----- DOCUMENT EXCERPT

Hello my names joey, i think I’m above average.

I only like music that’s been shoved down my throat, so far down that it turns my insides black with repetitive dry heaving brought on by lackluster hope, but i believe I’m right. I’ll take that to the grave, no matter how much you question the evidence that gets displayed.

As we all know times change i guess you deserve a story to why my musical taste is wrapped in nothing but self hung glory, I’ll start from the middle because speaking out loud does more then destroy me, plus the real me is a little on the shy side, i like to hide behind sharp rocks and only let it out on low tide, as we all know our talk is cheap with whats really happening with cloned skills herding the sheep wildly into wolfs clothing.

Task one and the only part of the mission, find a girl who likes me for me, i can’t wait to get my wish, because there a dime a dozen and women, will never understand me so I’ll just play they game what god intended it to be. Cutting holes in paper faces, wishing for the day when they can be replaced with children,insects and dry- heaving.

The clocks ticking, and it says’s its almost, so I’ll put on my favorite drain pipes and hope my conscious doesn’t leak, I’m gushing for loving. my loins are aching with the same unique Achilles heel, my minds axis can’t be straight when i find the one, i can’t ignore it. The damns burst with lust and carnage, she’s gotta be a nothing with clipped wings and missing her jugular no voice to sing.

----------
----- DATASET

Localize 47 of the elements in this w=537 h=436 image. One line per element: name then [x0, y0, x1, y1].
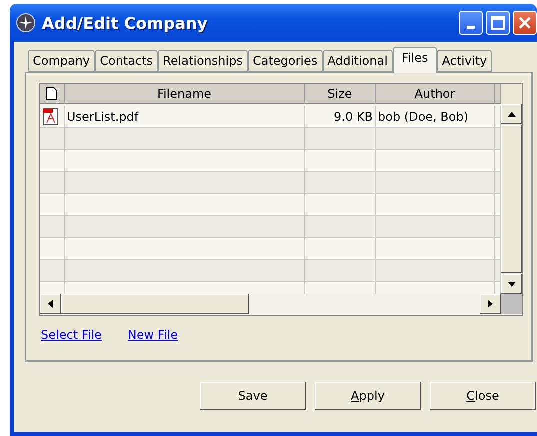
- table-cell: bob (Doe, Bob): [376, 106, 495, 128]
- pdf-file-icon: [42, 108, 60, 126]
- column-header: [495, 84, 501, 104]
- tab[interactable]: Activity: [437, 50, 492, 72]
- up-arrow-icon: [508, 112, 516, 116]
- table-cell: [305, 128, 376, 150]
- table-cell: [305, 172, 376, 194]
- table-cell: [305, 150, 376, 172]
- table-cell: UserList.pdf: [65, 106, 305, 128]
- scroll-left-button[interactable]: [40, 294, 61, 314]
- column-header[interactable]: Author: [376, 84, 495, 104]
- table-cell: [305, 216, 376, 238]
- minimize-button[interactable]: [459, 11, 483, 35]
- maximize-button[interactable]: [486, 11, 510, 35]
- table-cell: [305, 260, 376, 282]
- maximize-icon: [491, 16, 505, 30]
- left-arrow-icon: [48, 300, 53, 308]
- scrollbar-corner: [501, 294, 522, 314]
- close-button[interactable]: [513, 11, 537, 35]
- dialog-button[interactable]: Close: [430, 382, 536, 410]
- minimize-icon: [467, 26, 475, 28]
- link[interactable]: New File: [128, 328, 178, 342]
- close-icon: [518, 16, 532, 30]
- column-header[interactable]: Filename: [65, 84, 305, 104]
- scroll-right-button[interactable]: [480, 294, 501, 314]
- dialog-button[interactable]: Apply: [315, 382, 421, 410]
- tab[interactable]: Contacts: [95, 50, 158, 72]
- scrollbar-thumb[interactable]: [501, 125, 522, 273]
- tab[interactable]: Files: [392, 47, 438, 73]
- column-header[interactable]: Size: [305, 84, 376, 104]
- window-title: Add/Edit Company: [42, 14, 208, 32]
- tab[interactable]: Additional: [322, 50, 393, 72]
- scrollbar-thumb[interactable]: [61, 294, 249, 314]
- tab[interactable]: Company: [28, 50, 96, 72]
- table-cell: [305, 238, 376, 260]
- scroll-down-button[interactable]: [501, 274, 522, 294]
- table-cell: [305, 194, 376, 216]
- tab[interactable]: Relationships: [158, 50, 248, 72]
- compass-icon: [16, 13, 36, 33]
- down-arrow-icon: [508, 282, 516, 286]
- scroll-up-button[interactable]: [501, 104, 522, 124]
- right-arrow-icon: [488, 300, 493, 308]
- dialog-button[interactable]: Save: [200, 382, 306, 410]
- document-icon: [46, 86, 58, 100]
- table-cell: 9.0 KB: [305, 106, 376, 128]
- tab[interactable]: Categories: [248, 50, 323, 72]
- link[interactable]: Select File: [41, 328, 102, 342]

----------

## THINGS TO DO:
**a.** In the first-person piece about musical taste, what name does the speaker give in the opening line?
**b.** Retype everything in the first-person piece about musical taste from "As we all know times" down to "into wolfs clothing.".
**c.** Continue the first-person piece about musical taste from the point where it stops.

## TASK-BY-TASK OUTPUTS:
**a.** Joey.

**b.**
As we all know times change i guess you deserve a story to why my musical taste is wrapped in nothing but self hung glory, I’ll start from the middle because speaking out loud does more then destroy me, plus the real me is a little on the shy side, i like to hide behind sharp rocks and only let it out on low tide, as we all know our talk is cheap with whats really happening with cloned skills herding the sheep wildly into wolfs clothing.

**c.**
I’m going leave my nest tonight, looking for my bird, bodys pulsing to the dirty rhythm of my names sake, they wear mascara so thick its absurd, but girls don’t and that’s all what matters, we never speak to each other but are always heard, eye liners so dark it blurs my vision, clouded , so i get attracted to bright lights as i lean in and kiss them, all the while never really listen to what they have to say but i get the feeling they feel the same about it anyway.

Like normal, i couldn’t find my silent queen, she was to busy looking for acceptance  in all the wrong places  only the drones what inhabit all sticky dark places, enticed the the low rumble of melodic bass and jagged groans, there faces all match, the conversations the same, as we get home, all frantic in cased in sweat, the bubble over her head only serves to increase the pain, of emptiness, defeat of my self worth, pity in my shame, what i tuck down inside of me and stick to the game, waiting for a new day.

My life used to be good before i started to think and when i grow up I’m gonna be something I’m not. At least, that’s what my friends say, and mummy knows best, so don’t jinx me as i roll through life and place my bets, life’s a high stake game even tough i would never dream to gamble it

So as play the 5 stringed friendship board in drop dead, a romancer of dirt if you will and in a vain effort to get people to like me, I’ll get a job working the post offices like Mr Charles Bukowski, because i know somethings not right in this world, i want to share it, show to the whole world i want to let the masses know of this bug infested planet, at the same time I’m never going to quit playing the game, never skipping the beat of the female frame

Please, I’ll spare you the thousand apologies and the million sorrys, i feel bad enough for myself living the walking lie while i know it

If you have a beast with you, you can never get in trouble

•December 10, 2007 • Leave a Comment

Its a matter of fact that its takes two to tango for the human ego, so let me show it to you from a different angle.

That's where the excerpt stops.